> **GIVEN REQUEST**: Say how many lines in the records include the string "false", adding no other words.

--- start of ITEMS ---

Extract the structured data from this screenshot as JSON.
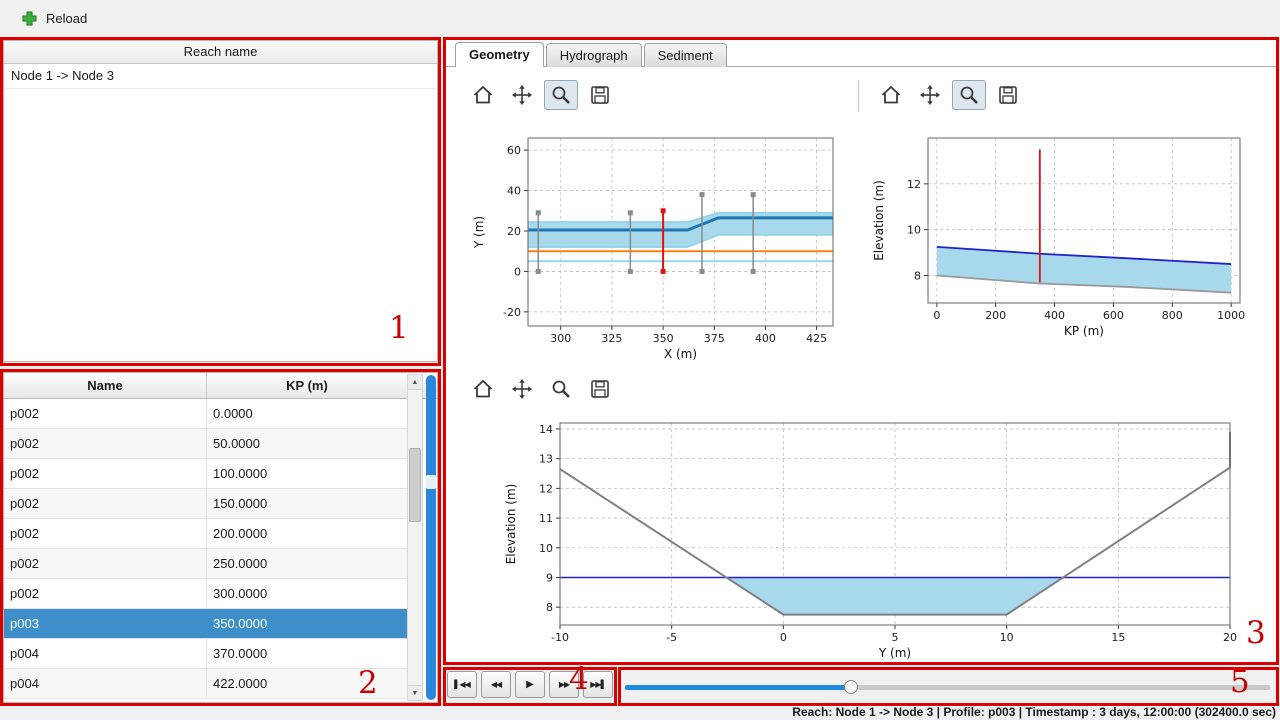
{
  "toolbar": {
    "reload_label": "Reload"
  },
  "reach_panel": {
    "header": "Reach name",
    "items": [
      "Node 1 -> Node 3"
    ]
  },
  "profile_table": {
    "columns": [
      "Name",
      "KP (m)"
    ],
    "rows": [
      [
        "p002",
        "0.0000"
      ],
      [
        "p002",
        "50.0000"
      ],
      [
        "p002",
        "100.0000"
      ],
      [
        "p002",
        "150.0000"
      ],
      [
        "p002",
        "200.0000"
      ],
      [
        "p002",
        "250.0000"
      ],
      [
        "p002",
        "300.0000"
      ],
      [
        "p003",
        "350.0000"
      ],
      [
        "p004",
        "370.0000"
      ],
      [
        "p004",
        "422.0000"
      ]
    ],
    "selected_index": 7,
    "scroll_up": "▲",
    "scroll_down": "▼"
  },
  "tabs": [
    {
      "label": "Geometry",
      "active": true
    },
    {
      "label": "Hydrograph",
      "active": false
    },
    {
      "label": "Sediment",
      "active": false
    }
  ],
  "plot_toolbars": {
    "buttons": [
      "home",
      "pan",
      "zoom",
      "save"
    ],
    "zoom_active": [
      true,
      true,
      false
    ]
  },
  "playback": {
    "buttons": [
      {
        "name": "skip-start",
        "glyph": "▌◀◀"
      },
      {
        "name": "rewind",
        "glyph": "◀◀"
      },
      {
        "name": "play",
        "glyph": "▶"
      },
      {
        "name": "fast-forward",
        "glyph": "▶▶"
      },
      {
        "name": "skip-end",
        "glyph": "▶▶▌"
      }
    ]
  },
  "slider": {
    "value_pct": 35
  },
  "status_bar": {
    "text": "Reach: Node 1 -> Node 3 | Profile: p003 | Timestamp : 3 days, 12:00:00 (302400.0 sec)"
  },
  "annotations": {
    "labels": [
      "1",
      "2",
      "3",
      "4",
      "5"
    ]
  },
  "colors": {
    "selection": "#3d8ec9",
    "slider_fill": "#1e87e0",
    "annotation": "#cc0000",
    "water_fill": "#a8d8ec",
    "water_line": "#2222cc",
    "bed_line": "#808080",
    "red_marker": "#e01010",
    "orange_line": "#ff7f0e"
  },
  "chart_data": [
    {
      "id": "plan_view",
      "type": "line",
      "xlabel": "X (m)",
      "ylabel": "Y (m)",
      "xlim": [
        284,
        433
      ],
      "ylim": [
        -27,
        66
      ],
      "xticks": [
        300,
        325,
        350,
        375,
        400,
        425
      ],
      "yticks": [
        -20,
        0,
        20,
        40,
        60
      ],
      "margins": {
        "l": 70,
        "r": 25,
        "t": 20,
        "b": 38
      },
      "elements": [
        {
          "kind": "fill",
          "color": "#a8d8ec",
          "points": [
            [
              284,
              12
            ],
            [
              362,
              12
            ],
            [
              377,
              18
            ],
            [
              433,
              18
            ],
            [
              433,
              29
            ],
            [
              377,
              29
            ],
            [
              362,
              24.5
            ],
            [
              284,
              24.5
            ]
          ]
        },
        {
          "kind": "line",
          "color": "#8fd0e8",
          "width": 1.5,
          "points": [
            [
              284,
              24.5
            ],
            [
              362,
              24.5
            ],
            [
              377,
              29
            ],
            [
              433,
              29
            ]
          ]
        },
        {
          "kind": "line",
          "color": "#8fd0e8",
          "width": 1.5,
          "points": [
            [
              284,
              12
            ],
            [
              362,
              12
            ],
            [
              377,
              18
            ],
            [
              433,
              18
            ]
          ]
        },
        {
          "kind": "line",
          "color": "#1f77b4",
          "width": 3,
          "points": [
            [
              284,
              20.5
            ],
            [
              362,
              20.5
            ],
            [
              377,
              26.5
            ],
            [
              433,
              26.5
            ]
          ]
        },
        {
          "kind": "line",
          "color": "#ff7f0e",
          "width": 2,
          "points": [
            [
              284,
              10
            ],
            [
              433,
              10
            ]
          ]
        },
        {
          "kind": "line",
          "color": "#99d6ea",
          "width": 2,
          "points": [
            [
              284,
              5
            ],
            [
              433,
              5
            ]
          ]
        },
        {
          "kind": "vline",
          "x": 289,
          "y1": 0,
          "y2": 29,
          "color": "#8a8a8a",
          "width": 1.5,
          "markers": true
        },
        {
          "kind": "vline",
          "x": 334,
          "y1": 0,
          "y2": 29,
          "color": "#8a8a8a",
          "width": 1.5,
          "markers": true
        },
        {
          "kind": "vline",
          "x": 369,
          "y1": 0,
          "y2": 38,
          "color": "#8a8a8a",
          "width": 1.5,
          "markers": true
        },
        {
          "kind": "vline",
          "x": 394,
          "y1": 0,
          "y2": 38,
          "color": "#8a8a8a",
          "width": 1.5,
          "markers": true
        },
        {
          "kind": "vline",
          "x": 350,
          "y1": 0,
          "y2": 30,
          "color": "#e01010",
          "width": 2,
          "markers": true
        }
      ]
    },
    {
      "id": "long_profile",
      "type": "line",
      "xlabel": "KP (m)",
      "ylabel": "Elevation (m)",
      "xlim": [
        -30,
        1030
      ],
      "ylim": [
        6.8,
        14.0
      ],
      "xticks": [
        0,
        200,
        400,
        600,
        800,
        1000
      ],
      "yticks": [
        8,
        10,
        12
      ],
      "margins": {
        "l": 62,
        "r": 28,
        "t": 20,
        "b": 61
      },
      "elements": [
        {
          "kind": "fill",
          "color": "#a8d8ec",
          "points": [
            [
              0,
              9.25
            ],
            [
              350,
              8.95
            ],
            [
              650,
              8.75
            ],
            [
              1000,
              8.5
            ],
            [
              1000,
              7.25
            ],
            [
              650,
              7.5
            ],
            [
              350,
              7.65
            ],
            [
              0,
              8.0
            ]
          ]
        },
        {
          "kind": "line",
          "color": "#2222cc",
          "width": 1.8,
          "points": [
            [
              0,
              9.25
            ],
            [
              350,
              8.95
            ],
            [
              650,
              8.75
            ],
            [
              1000,
              8.5
            ]
          ]
        },
        {
          "kind": "line",
          "color": "#999999",
          "width": 1.8,
          "points": [
            [
              0,
              8.0
            ],
            [
              350,
              7.65
            ],
            [
              650,
              7.5
            ],
            [
              1000,
              7.25
            ]
          ]
        },
        {
          "kind": "vline",
          "x": 350,
          "y1": 7.7,
          "y2": 13.5,
          "color": "#e01010",
          "width": 1.8,
          "markers": false
        }
      ]
    },
    {
      "id": "cross_section",
      "type": "line",
      "xlabel": "Y (m)",
      "ylabel": "Elevation (m)",
      "xlim": [
        -10,
        20
      ],
      "ylim": [
        7.4,
        14.2
      ],
      "xticks": [
        -10,
        -5,
        0,
        5,
        10,
        15,
        20
      ],
      "yticks": [
        8,
        9,
        10,
        11,
        12,
        13,
        14
      ],
      "margins": {
        "l": 102,
        "r": 40,
        "t": 17,
        "b": 35
      },
      "elements": [
        {
          "kind": "fill",
          "color": "#a8d8ec",
          "points": [
            [
              -2.55,
              9
            ],
            [
              12.55,
              9
            ],
            [
              10,
              7.75
            ],
            [
              0,
              7.75
            ]
          ]
        },
        {
          "kind": "line",
          "color": "#2222cc",
          "width": 1.5,
          "points": [
            [
              -10,
              9
            ],
            [
              20,
              9
            ]
          ]
        },
        {
          "kind": "line",
          "color": "#808080",
          "width": 2,
          "points": [
            [
              -10,
              12.65
            ],
            [
              0,
              7.75
            ],
            [
              10,
              7.75
            ],
            [
              20,
              12.7
            ],
            [
              20,
              13.9
            ]
          ]
        }
      ]
    }
  ]
}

--- end of ITEMS ---

> **TASK OUTPUT**: 4